» Task statement
Extract the full listing below without altering a single character.

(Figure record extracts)

>> start

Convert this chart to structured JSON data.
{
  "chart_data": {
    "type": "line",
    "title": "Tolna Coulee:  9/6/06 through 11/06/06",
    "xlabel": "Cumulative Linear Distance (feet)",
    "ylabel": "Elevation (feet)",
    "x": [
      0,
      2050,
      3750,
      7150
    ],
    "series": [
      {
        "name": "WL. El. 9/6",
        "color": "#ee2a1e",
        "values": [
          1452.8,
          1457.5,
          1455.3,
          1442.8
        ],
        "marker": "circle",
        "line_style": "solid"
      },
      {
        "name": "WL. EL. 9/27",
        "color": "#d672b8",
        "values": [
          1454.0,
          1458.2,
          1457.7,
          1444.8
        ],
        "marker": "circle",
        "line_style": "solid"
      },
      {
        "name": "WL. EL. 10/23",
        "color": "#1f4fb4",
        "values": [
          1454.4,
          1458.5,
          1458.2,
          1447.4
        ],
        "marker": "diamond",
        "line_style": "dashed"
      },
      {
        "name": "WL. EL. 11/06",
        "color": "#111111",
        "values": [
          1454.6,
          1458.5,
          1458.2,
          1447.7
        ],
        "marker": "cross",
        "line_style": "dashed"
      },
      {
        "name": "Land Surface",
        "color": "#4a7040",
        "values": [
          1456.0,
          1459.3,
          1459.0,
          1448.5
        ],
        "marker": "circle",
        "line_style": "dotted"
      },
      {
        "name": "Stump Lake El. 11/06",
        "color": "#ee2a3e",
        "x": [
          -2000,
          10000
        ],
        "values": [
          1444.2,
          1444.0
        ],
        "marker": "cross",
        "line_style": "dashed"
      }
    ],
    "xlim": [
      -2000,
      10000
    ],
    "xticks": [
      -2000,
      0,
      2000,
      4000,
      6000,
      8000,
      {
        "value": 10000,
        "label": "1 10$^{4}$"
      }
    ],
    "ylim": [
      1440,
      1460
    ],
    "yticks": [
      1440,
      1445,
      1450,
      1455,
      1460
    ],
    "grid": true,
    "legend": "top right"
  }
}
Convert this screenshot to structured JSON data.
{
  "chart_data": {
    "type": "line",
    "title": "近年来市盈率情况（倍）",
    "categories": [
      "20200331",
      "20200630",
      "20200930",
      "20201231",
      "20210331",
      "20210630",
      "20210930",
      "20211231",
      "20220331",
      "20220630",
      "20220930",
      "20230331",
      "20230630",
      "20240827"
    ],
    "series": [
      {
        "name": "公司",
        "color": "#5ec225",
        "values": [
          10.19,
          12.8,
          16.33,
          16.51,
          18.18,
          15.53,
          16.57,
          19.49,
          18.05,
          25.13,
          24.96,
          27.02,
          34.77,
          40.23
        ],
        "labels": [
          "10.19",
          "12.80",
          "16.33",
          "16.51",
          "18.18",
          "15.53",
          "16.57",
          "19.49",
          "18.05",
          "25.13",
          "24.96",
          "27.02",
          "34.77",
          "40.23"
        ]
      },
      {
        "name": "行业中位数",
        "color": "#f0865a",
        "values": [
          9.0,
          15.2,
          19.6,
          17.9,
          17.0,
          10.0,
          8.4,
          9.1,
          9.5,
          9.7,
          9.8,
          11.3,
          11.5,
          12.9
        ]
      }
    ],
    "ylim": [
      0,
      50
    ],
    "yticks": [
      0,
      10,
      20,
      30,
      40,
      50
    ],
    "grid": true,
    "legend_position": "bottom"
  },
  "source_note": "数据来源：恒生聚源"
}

>> end

» Result for this exercise
Convert this chart to structured JSON data.
{
  "chart_data": {
    "type": "line",
    "title": "Tolna Coulee:  9/6/06 through 11/06/06",
    "xlabel": "Cumulative Linear Distance (feet)",
    "ylabel": "Elevation (feet)",
    "x": [
      0,
      2050,
      3750,
      7150
    ],
    "series": [
      {
        "name": "WL. El. 9/6",
        "color": "#ee2a1e",
        "values": [
          1452.8,
          1457.5,
          1455.3,
          1442.8
        ],
        "marker": "circle",
        "line_style": "solid"
      },
      {
        "name": "WL. EL. 9/27",
        "color": "#d672b8",
        "values": [
          1454.0,
          1458.2,
          1457.7,
          1444.8
        ],
        "marker": "circle",
        "line_style": "solid"
      },
      {
        "name": "WL. EL. 10/23",
        "color": "#1f4fb4",
        "values": [
          1454.4,
          1458.5,
          1458.2,
          1447.4
        ],
        "marker": "diamond",
        "line_style": "dashed"
      },
      {
        "name": "WL. EL. 11/06",
        "color": "#111111",
        "values": [
          1454.6,
          1458.5,
          1458.2,
          1447.7
        ],
        "marker": "cross",
        "line_style": "dashed"
      },
      {
        "name": "Land Surface",
        "color": "#4a7040",
        "values": [
          1456.0,
          1459.3,
          1459.0,
          1448.5
        ],
        "marker": "circle",
        "line_style": "dotted"
      },
      {
        "name": "Stump Lake El. 11/06",
        "color": "#ee2a3e",
        "x": [
          -2000,
          10000
        ],
        "values": [
          1444.2,
          1444.0
        ],
        "marker": "cross",
        "line_style": "dashed"
      }
    ],
    "xlim": [
      -2000,
      10000
    ],
    "xticks": [
      -2000,
      0,
      2000,
      4000,
      6000,
      8000,
      {
        "value": 10000,
        "label": "1 10$^{4}$"
      }
    ],
    "ylim": [
      1440,
      1460
    ],
    "yticks": [
      1440,
      1445,
      1450,
      1455,
      1460
    ],
    "grid": true,
    "legend": "top right"
  }
}
Convert this screenshot to structured JSON data.
{
  "chart_data": {
    "type": "line",
    "title": "近年来市盈率情况（倍）",
    "categories": [
      "20200331",
      "20200630",
      "20200930",
      "20201231",
      "20210331",
      "20210630",
      "20210930",
      "20211231",
      "20220331",
      "20220630",
      "20220930",
      "20230331",
      "20230630",
      "20240827"
    ],
    "series": [
      {
        "name": "公司",
        "color": "#5ec225",
        "values": [
          10.19,
          12.8,
          16.33,
          16.51,
          18.18,
          15.53,
          16.57,
          19.49,
          18.05,
          25.13,
          24.96,
          27.02,
          34.77,
          40.23
        ],
        "labels": [
          "10.19",
          "12.80",
          "16.33",
          "16.51",
          "18.18",
          "15.53",
          "16.57",
          "19.49",
          "18.05",
          "25.13",
          "24.96",
          "27.02",
          "34.77",
          "40.23"
        ]
      },
      {
        "name": "行业中位数",
        "color": "#f0865a",
        "values": [
          9.0,
          15.2,
          19.6,
          17.9,
          17.0,
          10.0,
          8.4,
          9.1,
          9.5,
          9.7,
          9.8,
          11.3,
          11.5,
          12.9
        ]
      }
    ],
    "ylim": [
      0,
      50
    ],
    "yticks": [
      0,
      10,
      20,
      30,
      40,
      50
    ],
    "grid": true,
    "legend_position": "bottom"
  },
  "source_note": "数据来源：恒生聚源"
}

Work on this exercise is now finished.